• [What you have to do]: All entries are to be given again verbatim.

• [Available data]:
++++++++++++++++++++

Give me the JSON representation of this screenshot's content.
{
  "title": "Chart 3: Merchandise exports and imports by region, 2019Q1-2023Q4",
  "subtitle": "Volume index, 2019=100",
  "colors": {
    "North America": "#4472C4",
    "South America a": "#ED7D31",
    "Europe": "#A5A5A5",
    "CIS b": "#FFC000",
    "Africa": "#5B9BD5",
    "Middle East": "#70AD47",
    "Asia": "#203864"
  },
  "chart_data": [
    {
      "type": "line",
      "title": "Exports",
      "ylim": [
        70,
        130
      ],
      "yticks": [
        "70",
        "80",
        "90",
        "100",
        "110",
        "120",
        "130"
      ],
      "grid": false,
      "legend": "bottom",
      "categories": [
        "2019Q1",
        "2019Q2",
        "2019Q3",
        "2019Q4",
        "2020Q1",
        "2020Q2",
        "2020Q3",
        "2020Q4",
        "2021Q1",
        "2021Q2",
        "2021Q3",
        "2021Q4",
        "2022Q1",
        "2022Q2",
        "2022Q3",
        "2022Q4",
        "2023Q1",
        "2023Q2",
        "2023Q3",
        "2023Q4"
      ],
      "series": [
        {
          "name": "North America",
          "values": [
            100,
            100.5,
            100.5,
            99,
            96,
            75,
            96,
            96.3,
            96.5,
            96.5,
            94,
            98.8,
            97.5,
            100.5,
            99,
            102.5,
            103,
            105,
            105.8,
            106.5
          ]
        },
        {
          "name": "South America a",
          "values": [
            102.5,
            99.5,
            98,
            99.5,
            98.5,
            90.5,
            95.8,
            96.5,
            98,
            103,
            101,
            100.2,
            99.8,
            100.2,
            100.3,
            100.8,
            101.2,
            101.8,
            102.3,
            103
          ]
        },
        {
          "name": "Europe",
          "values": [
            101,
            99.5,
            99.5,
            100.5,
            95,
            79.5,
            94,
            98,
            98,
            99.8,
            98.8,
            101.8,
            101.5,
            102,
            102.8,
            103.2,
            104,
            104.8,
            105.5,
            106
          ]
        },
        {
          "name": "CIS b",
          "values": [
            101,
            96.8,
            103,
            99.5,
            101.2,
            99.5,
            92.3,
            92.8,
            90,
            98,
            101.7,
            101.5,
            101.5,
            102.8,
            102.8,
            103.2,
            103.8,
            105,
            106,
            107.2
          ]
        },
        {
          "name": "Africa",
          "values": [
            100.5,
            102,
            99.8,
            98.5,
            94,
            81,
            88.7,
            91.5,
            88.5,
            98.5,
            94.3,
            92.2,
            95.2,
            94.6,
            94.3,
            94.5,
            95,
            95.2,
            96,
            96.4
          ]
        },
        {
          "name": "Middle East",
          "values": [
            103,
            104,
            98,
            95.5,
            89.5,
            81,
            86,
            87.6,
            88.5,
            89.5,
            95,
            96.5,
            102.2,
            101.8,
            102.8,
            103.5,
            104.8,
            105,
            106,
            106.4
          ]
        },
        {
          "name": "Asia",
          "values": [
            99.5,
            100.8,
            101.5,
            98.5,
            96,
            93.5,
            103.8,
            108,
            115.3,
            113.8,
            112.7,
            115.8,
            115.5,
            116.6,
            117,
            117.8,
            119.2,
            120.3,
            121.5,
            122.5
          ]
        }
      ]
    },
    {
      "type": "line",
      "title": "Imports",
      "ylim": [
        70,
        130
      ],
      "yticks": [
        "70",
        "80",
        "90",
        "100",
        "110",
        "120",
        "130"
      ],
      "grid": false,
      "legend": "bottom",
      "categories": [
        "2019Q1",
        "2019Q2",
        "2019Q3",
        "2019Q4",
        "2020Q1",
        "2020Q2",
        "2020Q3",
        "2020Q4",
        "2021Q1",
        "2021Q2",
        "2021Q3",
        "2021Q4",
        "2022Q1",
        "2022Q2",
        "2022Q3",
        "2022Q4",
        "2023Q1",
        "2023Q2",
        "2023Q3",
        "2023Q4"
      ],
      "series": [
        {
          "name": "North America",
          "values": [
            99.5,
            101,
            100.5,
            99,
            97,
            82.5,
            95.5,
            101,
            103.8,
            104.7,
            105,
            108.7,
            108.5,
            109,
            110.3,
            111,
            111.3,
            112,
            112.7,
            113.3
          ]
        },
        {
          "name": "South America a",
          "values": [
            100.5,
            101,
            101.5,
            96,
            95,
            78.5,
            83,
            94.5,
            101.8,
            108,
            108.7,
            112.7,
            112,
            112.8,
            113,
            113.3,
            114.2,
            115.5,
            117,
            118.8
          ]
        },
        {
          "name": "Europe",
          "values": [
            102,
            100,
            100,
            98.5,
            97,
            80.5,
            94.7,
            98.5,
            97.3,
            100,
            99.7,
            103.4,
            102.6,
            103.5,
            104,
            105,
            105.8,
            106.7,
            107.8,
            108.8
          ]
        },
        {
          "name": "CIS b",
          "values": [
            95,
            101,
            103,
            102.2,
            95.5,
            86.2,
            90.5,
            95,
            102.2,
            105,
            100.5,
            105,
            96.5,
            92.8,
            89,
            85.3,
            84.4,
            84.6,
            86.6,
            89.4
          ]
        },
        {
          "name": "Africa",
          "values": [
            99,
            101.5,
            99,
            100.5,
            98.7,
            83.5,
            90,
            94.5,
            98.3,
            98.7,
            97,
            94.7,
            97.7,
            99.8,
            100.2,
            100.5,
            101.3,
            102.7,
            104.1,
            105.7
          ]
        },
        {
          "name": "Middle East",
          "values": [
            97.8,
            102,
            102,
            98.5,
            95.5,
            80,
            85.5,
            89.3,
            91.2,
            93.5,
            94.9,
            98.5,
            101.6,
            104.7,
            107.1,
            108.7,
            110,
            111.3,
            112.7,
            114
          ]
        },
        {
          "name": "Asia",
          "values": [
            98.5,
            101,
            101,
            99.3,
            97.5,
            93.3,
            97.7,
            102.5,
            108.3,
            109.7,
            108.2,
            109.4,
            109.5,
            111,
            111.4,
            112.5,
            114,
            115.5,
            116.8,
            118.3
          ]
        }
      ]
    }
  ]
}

++++++++++++++++++++

• [The answer]:
Give me the JSON representation of this screenshot's content.
{
  "title": "Chart 3: Merchandise exports and imports by region, 2019Q1-2023Q4",
  "subtitle": "Volume index, 2019=100",
  "colors": {
    "North America": "#4472C4",
    "South America a": "#ED7D31",
    "Europe": "#A5A5A5",
    "CIS b": "#FFC000",
    "Africa": "#5B9BD5",
    "Middle East": "#70AD47",
    "Asia": "#203864"
  },
  "chart_data": [
    {
      "type": "line",
      "title": "Exports",
      "ylim": [
        70,
        130
      ],
      "yticks": [
        "70",
        "80",
        "90",
        "100",
        "110",
        "120",
        "130"
      ],
      "grid": false,
      "legend": "bottom",
      "categories": [
        "2019Q1",
        "2019Q2",
        "2019Q3",
        "2019Q4",
        "2020Q1",
        "2020Q2",
        "2020Q3",
        "2020Q4",
        "2021Q1",
        "2021Q2",
        "2021Q3",
        "2021Q4",
        "2022Q1",
        "2022Q2",
        "2022Q3",
        "2022Q4",
        "2023Q1",
        "2023Q2",
        "2023Q3",
        "2023Q4"
      ],
      "series": [
        {
          "name": "North America",
          "values": [
            100,
            100.5,
            100.5,
            99,
            96,
            75,
            96,
            96.3,
            96.5,
            96.5,
            94,
            98.8,
            97.5,
            100.5,
            99,
            102.5,
            103,
            105,
            105.8,
            106.5
          ]
        },
        {
          "name": "South America a",
          "values": [
            102.5,
            99.5,
            98,
            99.5,
            98.5,
            90.5,
            95.8,
            96.5,
            98,
            103,
            101,
            100.2,
            99.8,
            100.2,
            100.3,
            100.8,
            101.2,
            101.8,
            102.3,
            103
          ]
        },
        {
          "name": "Europe",
          "values": [
            101,
            99.5,
            99.5,
            100.5,
            95,
            79.5,
            94,
            98,
            98,
            99.8,
            98.8,
            101.8,
            101.5,
            102,
            102.8,
            103.2,
            104,
            104.8,
            105.5,
            106
          ]
        },
        {
          "name": "CIS b",
          "values": [
            101,
            96.8,
            103,
            99.5,
            101.2,
            99.5,
            92.3,
            92.8,
            90,
            98,
            101.7,
            101.5,
            101.5,
            102.8,
            102.8,
            103.2,
            103.8,
            105,
            106,
            107.2
          ]
        },
        {
          "name": "Africa",
          "values": [
            100.5,
            102,
            99.8,
            98.5,
            94,
            81,
            88.7,
            91.5,
            88.5,
            98.5,
            94.3,
            92.2,
            95.2,
            94.6,
            94.3,
            94.5,
            95,
            95.2,
            96,
            96.4
          ]
        },
        {
          "name": "Middle East",
          "values": [
            103,
            104,
            98,
            95.5,
            89.5,
            81,
            86,
            87.6,
            88.5,
            89.5,
            95,
            96.5,
            102.2,
            101.8,
            102.8,
            103.5,
            104.8,
            105,
            106,
            106.4
          ]
        },
        {
          "name": "Asia",
          "values": [
            99.5,
            100.8,
            101.5,
            98.5,
            96,
            93.5,
            103.8,
            108,
            115.3,
            113.8,
            112.7,
            115.8,
            115.5,
            116.6,
            117,
            117.8,
            119.2,
            120.3,
            121.5,
            122.5
          ]
        }
      ]
    },
    {
      "type": "line",
      "title": "Imports",
      "ylim": [
        70,
        130
      ],
      "yticks": [
        "70",
        "80",
        "90",
        "100",
        "110",
        "120",
        "130"
      ],
      "grid": false,
      "legend": "bottom",
      "categories": [
        "2019Q1",
        "2019Q2",
        "2019Q3",
        "2019Q4",
        "2020Q1",
        "2020Q2",
        "2020Q3",
        "2020Q4",
        "2021Q1",
        "2021Q2",
        "2021Q3",
        "2021Q4",
        "2022Q1",
        "2022Q2",
        "2022Q3",
        "2022Q4",
        "2023Q1",
        "2023Q2",
        "2023Q3",
        "2023Q4"
      ],
      "series": [
        {
          "name": "North America",
          "values": [
            99.5,
            101,
            100.5,
            99,
            97,
            82.5,
            95.5,
            101,
            103.8,
            104.7,
            105,
            108.7,
            108.5,
            109,
            110.3,
            111,
            111.3,
            112,
            112.7,
            113.3
          ]
        },
        {
          "name": "South America a",
          "values": [
            100.5,
            101,
            101.5,
            96,
            95,
            78.5,
            83,
            94.5,
            101.8,
            108,
            108.7,
            112.7,
            112,
            112.8,
            113,
            113.3,
            114.2,
            115.5,
            117,
            118.8
          ]
        },
        {
          "name": "Europe",
          "values": [
            102,
            100,
            100,
            98.5,
            97,
            80.5,
            94.7,
            98.5,
            97.3,
            100,
            99.7,
            103.4,
            102.6,
            103.5,
            104,
            105,
            105.8,
            106.7,
            107.8,
            108.8
          ]
        },
        {
          "name": "CIS b",
          "values": [
            95,
            101,
            103,
            102.2,
            95.5,
            86.2,
            90.5,
            95,
            102.2,
            105,
            100.5,
            105,
            96.5,
            92.8,
            89,
            85.3,
            84.4,
            84.6,
            86.6,
            89.4
          ]
        },
        {
          "name": "Africa",
          "values": [
            99,
            101.5,
            99,
            100.5,
            98.7,
            83.5,
            90,
            94.5,
            98.3,
            98.7,
            97,
            94.7,
            97.7,
            99.8,
            100.2,
            100.5,
            101.3,
            102.7,
            104.1,
            105.7
          ]
        },
        {
          "name": "Middle East",
          "values": [
            97.8,
            102,
            102,
            98.5,
            95.5,
            80,
            85.5,
            89.3,
            91.2,
            93.5,
            94.9,
            98.5,
            101.6,
            104.7,
            107.1,
            108.7,
            110,
            111.3,
            112.7,
            114
          ]
        },
        {
          "name": "Asia",
          "values": [
            98.5,
            101,
            101,
            99.3,
            97.5,
            93.3,
            97.7,
            102.5,
            108.3,
            109.7,
            108.2,
            109.4,
            109.5,
            111,
            111.4,
            112.5,
            114,
            115.5,
            116.8,
            118.3
          ]
        }
      ]
    }
  ]
}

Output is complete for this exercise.